__Your objective__: List each line in which the string "magnitude" appears.

— START Records supplied —

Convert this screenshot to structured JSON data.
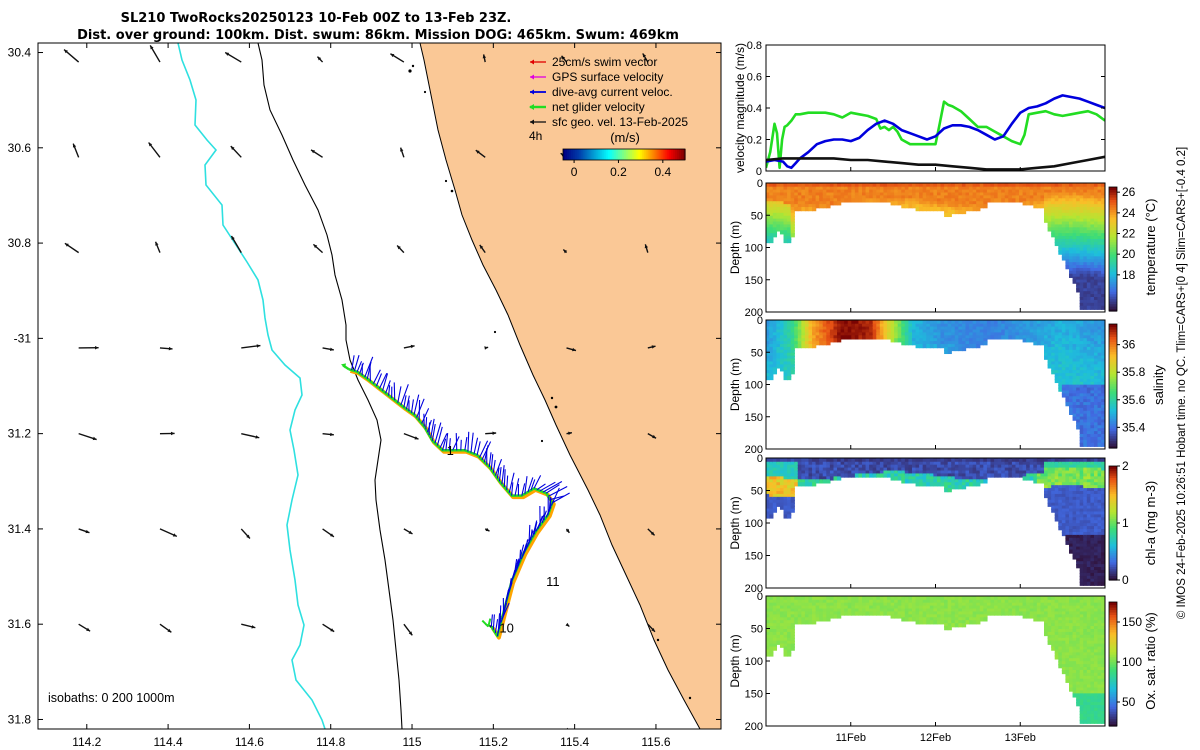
{
  "title": {
    "line1": "SL210 TwoRocks20250123 10-Feb 00Z to 13-Feb 23Z.",
    "line2": "Dist. over ground: 100km. Dist. swum: 86km. Mission DOG: 465km. Swum: 469km"
  },
  "footer_text": "© IMOS 24-Feb-2025 10:26:51 Hobart time. no QC. Tlim=CARS+[0 4] Slim=CARS+[-0.4 0.2]",
  "colors": {
    "land": "#FAC896",
    "isobath_cyan": "#2EE0E0",
    "track_blue": "#0000DD",
    "track_green": "#22DD22",
    "track_orange": "#FFA500",
    "velocity_black": "#111111"
  },
  "chart_data": [
    {
      "type": "map",
      "id": "track-map",
      "xlim": [
        114.08,
        115.76
      ],
      "ylim": [
        -31.82,
        -30.38
      ],
      "x_ticks": [
        114.2,
        114.4,
        114.6,
        114.8,
        115,
        115.2,
        115.4,
        115.6
      ],
      "x_tick_labels": [
        "114.2",
        "114.4",
        "114.6",
        "114.8",
        "115",
        "115.2",
        "115.4",
        "115.6"
      ],
      "y_ticks": [
        -30.4,
        -30.6,
        -30.8,
        -31,
        -31.2,
        -31.4,
        -31.6,
        -31.8
      ],
      "y_tick_labels": [
        "30.4",
        "30.6",
        "30.8",
        "-31",
        "31.2",
        "31.4",
        "31.6",
        "31.8"
      ],
      "legend": {
        "entries": [
          {
            "label": "25cm/s swim vector",
            "color": "#E00000"
          },
          {
            "label": "GPS surface velocity",
            "color": "#E000E0"
          },
          {
            "label": "dive-avg current veloc.",
            "color": "#0000DD"
          },
          {
            "label": "net glider velocity",
            "color": "#22DD22"
          },
          {
            "label": "sfc geo. vel. 13-Feb-2025",
            "color": "#111111"
          }
        ],
        "interval_label": "4h",
        "colorbar_title": "(m/s)",
        "colorbar_ticks": [
          "0",
          "0.2",
          "0.4"
        ],
        "colorbar_range": [
          -0.05,
          0.5
        ]
      },
      "isobath_note": "isobaths: 0   200  1000m",
      "day_labels": [
        {
          "label": "10",
          "lon": 115.215,
          "lat": -31.617
        },
        {
          "label": "11",
          "lon": 115.33,
          "lat": -31.52
        },
        {
          "label": "1",
          "lon": 115.085,
          "lat": -31.245
        }
      ],
      "track": [
        [
          115.195,
          -31.605
        ],
        [
          115.21,
          -31.625
        ],
        [
          115.225,
          -31.575
        ],
        [
          115.245,
          -31.51
        ],
        [
          115.275,
          -31.45
        ],
        [
          115.305,
          -31.405
        ],
        [
          115.335,
          -31.37
        ],
        [
          115.345,
          -31.345
        ],
        [
          115.33,
          -31.325
        ],
        [
          115.3,
          -31.315
        ],
        [
          115.27,
          -31.33
        ],
        [
          115.245,
          -31.33
        ],
        [
          115.215,
          -31.3
        ],
        [
          115.19,
          -31.27
        ],
        [
          115.16,
          -31.245
        ],
        [
          115.13,
          -31.235
        ],
        [
          115.1,
          -31.235
        ],
        [
          115.075,
          -31.235
        ],
        [
          115.05,
          -31.215
        ],
        [
          115.03,
          -31.185
        ],
        [
          115.005,
          -31.16
        ],
        [
          114.98,
          -31.145
        ],
        [
          114.95,
          -31.125
        ],
        [
          114.92,
          -31.105
        ],
        [
          114.89,
          -31.085
        ],
        [
          114.865,
          -31.07
        ],
        [
          114.845,
          -31.065
        ]
      ],
      "geo_vel_lons": [
        114.18,
        114.38,
        114.58,
        114.78,
        114.98,
        115.18,
        115.38,
        115.58
      ],
      "geo_vel_lats": [
        -30.42,
        -30.62,
        -30.82,
        -31.02,
        -31.2,
        -31.4,
        -31.6,
        -31.82
      ]
    },
    {
      "type": "line",
      "id": "velocity-magnitude",
      "ylabel": "velocity magnitude (m/s)",
      "ylim": [
        0,
        0.8
      ],
      "y_ticks": [
        0,
        0.2,
        0.4,
        0.6,
        0.8
      ],
      "y_tick_labels": [
        "0",
        "0.2",
        "0.4",
        "0.6",
        "0.8"
      ],
      "xlim": [
        0,
        4
      ],
      "series": [
        {
          "name": "net glider velocity",
          "color": "#22DD22",
          "x": [
            0.0,
            0.05,
            0.1,
            0.13,
            0.16,
            0.19,
            0.22,
            0.25,
            0.3,
            0.35,
            0.4,
            0.5,
            0.6,
            0.7,
            0.8,
            0.9,
            1.0,
            1.1,
            1.2,
            1.3,
            1.35,
            1.4,
            1.45,
            1.5,
            1.55,
            1.6,
            1.7,
            1.8,
            1.9,
            2.0,
            2.05,
            2.1,
            2.15,
            2.2,
            2.3,
            2.4,
            2.5,
            2.6,
            2.7,
            2.8,
            2.9,
            3.0,
            3.05,
            3.1,
            3.2,
            3.3,
            3.4,
            3.5,
            3.6,
            3.7,
            3.8,
            3.9,
            4.0
          ],
          "y": [
            0.02,
            0.12,
            0.3,
            0.24,
            0.02,
            0.2,
            0.28,
            0.29,
            0.32,
            0.36,
            0.36,
            0.37,
            0.37,
            0.37,
            0.36,
            0.34,
            0.37,
            0.36,
            0.35,
            0.33,
            0.27,
            0.28,
            0.26,
            0.28,
            0.25,
            0.2,
            0.17,
            0.17,
            0.17,
            0.17,
            0.3,
            0.44,
            0.42,
            0.41,
            0.38,
            0.33,
            0.28,
            0.28,
            0.25,
            0.22,
            0.19,
            0.17,
            0.23,
            0.36,
            0.37,
            0.38,
            0.36,
            0.35,
            0.36,
            0.37,
            0.38,
            0.36,
            0.32
          ]
        },
        {
          "name": "dive-avg current veloc.",
          "color": "#0000DD",
          "x": [
            0.0,
            0.1,
            0.2,
            0.25,
            0.3,
            0.35,
            0.4,
            0.5,
            0.6,
            0.7,
            0.8,
            0.9,
            1.0,
            1.1,
            1.2,
            1.3,
            1.4,
            1.5,
            1.6,
            1.7,
            1.8,
            1.9,
            2.0,
            2.1,
            2.2,
            2.3,
            2.4,
            2.5,
            2.6,
            2.7,
            2.8,
            2.9,
            3.0,
            3.1,
            3.2,
            3.3,
            3.4,
            3.5,
            3.6,
            3.7,
            3.8,
            3.9,
            4.0
          ],
          "y": [
            0.06,
            0.07,
            0.06,
            0.03,
            0.02,
            0.05,
            0.08,
            0.12,
            0.17,
            0.19,
            0.2,
            0.2,
            0.19,
            0.21,
            0.26,
            0.3,
            0.32,
            0.3,
            0.26,
            0.24,
            0.22,
            0.2,
            0.22,
            0.27,
            0.29,
            0.29,
            0.28,
            0.26,
            0.23,
            0.2,
            0.22,
            0.3,
            0.37,
            0.4,
            0.41,
            0.43,
            0.46,
            0.48,
            0.47,
            0.46,
            0.44,
            0.42,
            0.4
          ]
        },
        {
          "name": "sfc geo. vel.",
          "color": "#111111",
          "x": [
            0.0,
            0.2,
            0.4,
            0.6,
            0.8,
            1.0,
            1.2,
            1.4,
            1.6,
            1.8,
            2.0,
            2.2,
            2.4,
            2.6,
            2.8,
            3.0,
            3.2,
            3.4,
            3.6,
            3.8,
            4.0
          ],
          "y": [
            0.07,
            0.08,
            0.08,
            0.08,
            0.08,
            0.07,
            0.07,
            0.06,
            0.05,
            0.04,
            0.04,
            0.03,
            0.02,
            0.01,
            0.01,
            0.01,
            0.02,
            0.03,
            0.05,
            0.07,
            0.09
          ]
        }
      ]
    },
    {
      "type": "heatmap",
      "id": "temperature-section",
      "colorbar_label": "temperature (°C)",
      "ylabel": "Depth (m)",
      "ylim": [
        200,
        0
      ],
      "y_ticks": [
        0,
        50,
        100,
        150,
        200
      ],
      "y_tick_labels": [
        "0",
        "50",
        "100",
        "150",
        "200"
      ],
      "colorbar_range": [
        14.5,
        26.5
      ],
      "colorbar_ticks": [
        18,
        20,
        22,
        24,
        26
      ],
      "colorbar_tick_labels": [
        "18",
        "20",
        "22",
        "24",
        "26"
      ],
      "mixed_layer_value": 24.5,
      "deep_value": 15.5,
      "upper_value": 25.3,
      "mixed_noise": 0.6
    },
    {
      "type": "heatmap",
      "id": "salinity-section",
      "colorbar_label": "salinity",
      "ylabel": "Depth (m)",
      "ylim": [
        200,
        0
      ],
      "y_ticks": [
        0,
        50,
        100,
        150,
        200
      ],
      "y_tick_labels": [
        "0",
        "50",
        "100",
        "150",
        "200"
      ],
      "colorbar_range": [
        35.25,
        36.15
      ],
      "colorbar_ticks": [
        35.4,
        35.6,
        35.8,
        36
      ],
      "colorbar_tick_labels": [
        "35.4",
        "35.6",
        "35.8",
        "36"
      ],
      "salinity_surface_profile": [
        {
          "t": 0.0,
          "v": 35.45
        },
        {
          "t": 0.3,
          "v": 35.6
        },
        {
          "t": 0.55,
          "v": 35.95
        },
        {
          "t": 0.9,
          "v": 36.15
        },
        {
          "t": 1.25,
          "v": 36.1
        },
        {
          "t": 1.5,
          "v": 35.8
        },
        {
          "t": 1.75,
          "v": 35.5
        },
        {
          "t": 2.1,
          "v": 35.45
        },
        {
          "t": 2.6,
          "v": 35.42
        },
        {
          "t": 3.0,
          "v": 35.45
        },
        {
          "t": 3.5,
          "v": 35.5
        },
        {
          "t": 4.0,
          "v": 35.45
        }
      ],
      "deep_value": 35.55
    },
    {
      "type": "heatmap",
      "id": "chla-section",
      "colorbar_label": "chl-a (mg m-3)",
      "ylabel": "Depth (m)",
      "ylim": [
        200,
        0
      ],
      "y_ticks": [
        0,
        50,
        100,
        150,
        200
      ],
      "y_tick_labels": [
        "0",
        "50",
        "100",
        "150",
        "200"
      ],
      "colorbar_range": [
        0,
        2
      ],
      "colorbar_ticks": [
        0,
        1,
        2
      ],
      "colorbar_tick_labels": [
        "0",
        "1",
        "2"
      ],
      "surface_value": 0.2,
      "mid_value": 0.75,
      "deep_value": 0.1
    },
    {
      "type": "heatmap",
      "id": "oxygen-section",
      "colorbar_label": "Ox. sat. ratio (%)",
      "ylabel": "Depth (m)",
      "ylim": [
        200,
        0
      ],
      "y_ticks": [
        0,
        50,
        100,
        150,
        200
      ],
      "y_tick_labels": [
        "0",
        "50",
        "100",
        "150",
        "200"
      ],
      "colorbar_range": [
        20,
        175
      ],
      "colorbar_ticks": [
        50,
        100,
        150
      ],
      "colorbar_tick_labels": [
        "50",
        "100",
        "150"
      ],
      "value": 105,
      "x_ticks": [
        1,
        2,
        3
      ],
      "x_tick_labels": [
        "11Feb",
        "12Feb",
        "13Feb"
      ]
    }
  ]
}
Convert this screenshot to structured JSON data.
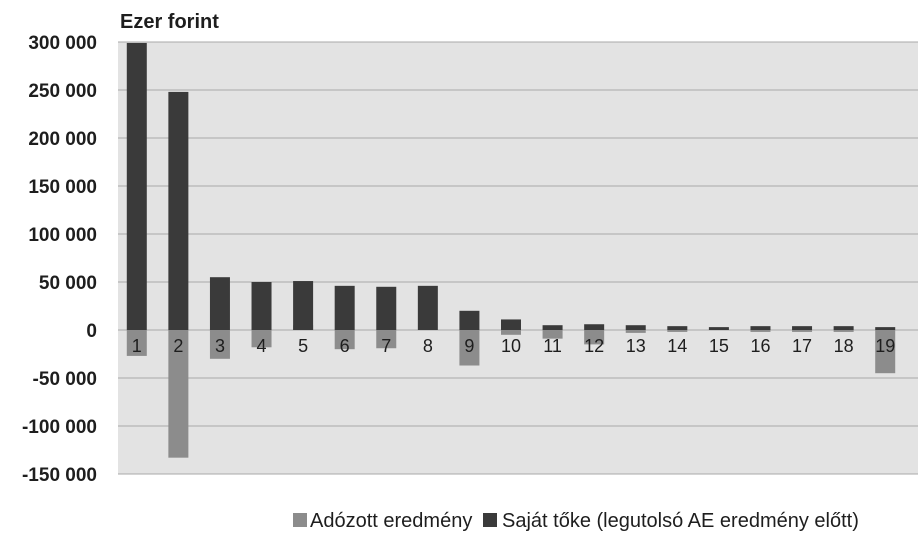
{
  "chart_data": {
    "type": "bar",
    "unit_label": "Ezer forint",
    "categories": [
      "1",
      "2",
      "3",
      "4",
      "5",
      "6",
      "7",
      "8",
      "9",
      "10",
      "11",
      "12",
      "13",
      "14",
      "15",
      "16",
      "17",
      "18",
      "19"
    ],
    "series": [
      {
        "name": "Adózott eredmény",
        "color": "#8c8c8c",
        "values": [
          -27000,
          -133000,
          -30000,
          -18000,
          5000,
          -20000,
          -19000,
          0,
          -37000,
          -5000,
          -9000,
          -15000,
          -3000,
          -2000,
          0,
          -2000,
          -2000,
          -2000,
          -45000
        ]
      },
      {
        "name": "Saját tőke (legutolsó AE eredmény előtt)",
        "color": "#3a3a3a",
        "values": [
          299000,
          248000,
          55000,
          50000,
          51000,
          46000,
          45000,
          46000,
          20000,
          11000,
          5000,
          6000,
          5000,
          4000,
          3000,
          4000,
          4000,
          4000,
          3000
        ]
      }
    ],
    "ylim": [
      -150000,
      300000
    ],
    "yticks": [
      300000,
      250000,
      200000,
      150000,
      100000,
      50000,
      0,
      -50000,
      -100000,
      -150000
    ],
    "ytick_labels": [
      "300 000",
      "250 000",
      "200 000",
      "150 000",
      "100 000",
      "50 000",
      "0",
      "-50 000",
      "-100 000",
      "-150 000"
    ],
    "grid": true,
    "legend_position": "bottom",
    "background_color": "#e3e3e3"
  }
}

— END Records supplied —

__Result of this task__:
      "id": "velocity-magnitude",
      "ylabel": "velocity magnitude (m/s)",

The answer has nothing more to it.